Directions for this task: Write out the full set of records below exactly.

Dataset content:
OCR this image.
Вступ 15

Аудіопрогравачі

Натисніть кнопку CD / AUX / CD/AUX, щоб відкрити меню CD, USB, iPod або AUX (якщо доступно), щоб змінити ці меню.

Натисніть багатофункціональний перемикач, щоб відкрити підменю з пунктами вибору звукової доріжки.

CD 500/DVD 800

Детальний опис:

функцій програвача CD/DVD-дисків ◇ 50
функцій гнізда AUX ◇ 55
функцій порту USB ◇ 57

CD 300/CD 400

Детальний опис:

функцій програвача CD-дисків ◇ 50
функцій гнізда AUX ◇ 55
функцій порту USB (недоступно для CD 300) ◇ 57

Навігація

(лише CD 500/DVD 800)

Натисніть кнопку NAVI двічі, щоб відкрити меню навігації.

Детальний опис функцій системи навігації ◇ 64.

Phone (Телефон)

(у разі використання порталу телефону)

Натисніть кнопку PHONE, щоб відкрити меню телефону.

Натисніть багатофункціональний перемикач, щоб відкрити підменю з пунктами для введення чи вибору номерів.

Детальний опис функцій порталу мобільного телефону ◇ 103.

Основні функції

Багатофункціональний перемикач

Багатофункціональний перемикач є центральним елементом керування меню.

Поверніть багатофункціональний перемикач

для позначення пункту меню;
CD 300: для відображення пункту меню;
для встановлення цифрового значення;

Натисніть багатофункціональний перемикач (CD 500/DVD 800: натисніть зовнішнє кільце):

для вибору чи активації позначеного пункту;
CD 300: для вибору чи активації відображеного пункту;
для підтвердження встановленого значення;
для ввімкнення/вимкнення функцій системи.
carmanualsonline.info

Written answer:
OCR this image.
Вступ 15

Аудіопрогравачі

Натисніть кнопку CD / AUX / CD/AUX, щоб відкрити меню CD, USB, iPod або AUX (якщо доступно), щоб змінити ці меню.

Натисніть багатофункціональний перемикач, щоб відкрити підменю з пунктами вибору звукової доріжки.

CD 500/DVD 800

Детальний опис:

функцій програвача CD/DVD-дисків ◇ 50
функцій гнізда AUX ◇ 55
функцій порту USB ◇ 57

CD 300/CD 400

Детальний опис:

функцій програвача CD-дисків ◇ 50
функцій гнізда AUX ◇ 55
функцій порту USB (недоступно для CD 300) ◇ 57

Навігація

(лише CD 500/DVD 800)

Натисніть кнопку NAVI двічі, щоб відкрити меню навігації.

Детальний опис функцій системи навігації ◇ 64.

Phone (Телефон)

(у разі використання порталу телефону)

Натисніть кнопку PHONE, щоб відкрити меню телефону.

Натисніть багатофункціональний перемикач, щоб відкрити підменю з пунктами для введення чи вибору номерів.

Детальний опис функцій порталу мобільного телефону ◇ 103.

Основні функції

Багатофункціональний перемикач

Багатофункціональний перемикач є центральним елементом керування меню.

Поверніть багатофункціональний перемикач

для позначення пункту меню;
CD 300: для відображення пункту меню;
для встановлення цифрового значення;

Натисніть багатофункціональний перемикач (CD 500/DVD 800: натисніть зовнішнє кільце):

для вибору чи активації позначеного пункту;
CD 300: для вибору чи активації відображеного пункту;
для підтвердження встановленого значення;
для ввімкнення/вимкнення функцій системи.
carmanualsonline.info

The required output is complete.